Records from a data collection
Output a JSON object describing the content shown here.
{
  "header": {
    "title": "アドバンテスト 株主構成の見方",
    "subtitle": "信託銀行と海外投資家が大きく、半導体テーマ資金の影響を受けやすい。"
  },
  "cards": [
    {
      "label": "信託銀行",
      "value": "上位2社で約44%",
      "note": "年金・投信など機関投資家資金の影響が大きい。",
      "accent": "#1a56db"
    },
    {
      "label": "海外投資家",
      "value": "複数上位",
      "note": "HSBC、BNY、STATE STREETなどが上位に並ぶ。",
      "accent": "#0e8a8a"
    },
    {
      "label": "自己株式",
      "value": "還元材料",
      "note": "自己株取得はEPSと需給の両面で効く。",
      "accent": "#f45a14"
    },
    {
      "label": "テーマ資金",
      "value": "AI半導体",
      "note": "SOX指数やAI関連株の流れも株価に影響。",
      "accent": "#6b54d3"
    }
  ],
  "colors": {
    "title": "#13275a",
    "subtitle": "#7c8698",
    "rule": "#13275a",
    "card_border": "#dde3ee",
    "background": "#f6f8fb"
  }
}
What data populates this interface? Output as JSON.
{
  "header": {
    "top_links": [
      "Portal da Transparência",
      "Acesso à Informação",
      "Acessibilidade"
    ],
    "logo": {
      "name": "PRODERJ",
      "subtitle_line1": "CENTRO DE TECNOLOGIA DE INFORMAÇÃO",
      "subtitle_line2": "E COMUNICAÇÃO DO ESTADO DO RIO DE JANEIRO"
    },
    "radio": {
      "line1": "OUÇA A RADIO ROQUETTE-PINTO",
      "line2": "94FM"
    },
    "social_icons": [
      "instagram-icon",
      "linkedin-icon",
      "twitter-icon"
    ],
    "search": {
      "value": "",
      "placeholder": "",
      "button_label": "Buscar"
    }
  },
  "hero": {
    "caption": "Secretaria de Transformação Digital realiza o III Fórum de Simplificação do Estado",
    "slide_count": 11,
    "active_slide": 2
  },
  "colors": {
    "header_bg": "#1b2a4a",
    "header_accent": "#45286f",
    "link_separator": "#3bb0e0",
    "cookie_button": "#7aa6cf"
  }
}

- **WRITTEN REQUEST**: Output each record precisely as given.

- **EXERCISE RESPONSE**:
Output a JSON object describing the content shown here.
{
  "header": {
    "title": "アドバンテスト 株主構成の見方",
    "subtitle": "信託銀行と海外投資家が大きく、半導体テーマ資金の影響を受けやすい。"
  },
  "cards": [
    {
      "label": "信託銀行",
      "value": "上位2社で約44%",
      "note": "年金・投信など機関投資家資金の影響が大きい。",
      "accent": "#1a56db"
    },
    {
      "label": "海外投資家",
      "value": "複数上位",
      "note": "HSBC、BNY、STATE STREETなどが上位に並ぶ。",
      "accent": "#0e8a8a"
    },
    {
      "label": "自己株式",
      "value": "還元材料",
      "note": "自己株取得はEPSと需給の両面で効く。",
      "accent": "#f45a14"
    },
    {
      "label": "テーマ資金",
      "value": "AI半導体",
      "note": "SOX指数やAI関連株の流れも株価に影響。",
      "accent": "#6b54d3"
    }
  ],
  "colors": {
    "title": "#13275a",
    "subtitle": "#7c8698",
    "rule": "#13275a",
    "card_border": "#dde3ee",
    "background": "#f6f8fb"
  }
}
What data populates this interface? Output as JSON.
{
  "header": {
    "top_links": [
      "Portal da Transparência",
      "Acesso à Informação",
      "Acessibilidade"
    ],
    "logo": {
      "name": "PRODERJ",
      "subtitle_line1": "CENTRO DE TECNOLOGIA DE INFORMAÇÃO",
      "subtitle_line2": "E COMUNICAÇÃO DO ESTADO DO RIO DE JANEIRO"
    },
    "radio": {
      "line1": "OUÇA A RADIO ROQUETTE-PINTO",
      "line2": "94FM"
    },
    "social_icons": [
      "instagram-icon",
      "linkedin-icon",
      "twitter-icon"
    ],
    "search": {
      "value": "",
      "placeholder": "",
      "button_label": "Buscar"
    }
  },
  "hero": {
    "caption": "Secretaria de Transformação Digital realiza o III Fórum de Simplificação do Estado",
    "slide_count": 11,
    "active_slide": 2
  },
  "colors": {
    "header_bg": "#1b2a4a",
    "header_accent": "#45286f",
    "link_separator": "#3bb0e0",
    "cookie_button": "#7aa6cf"
  }
}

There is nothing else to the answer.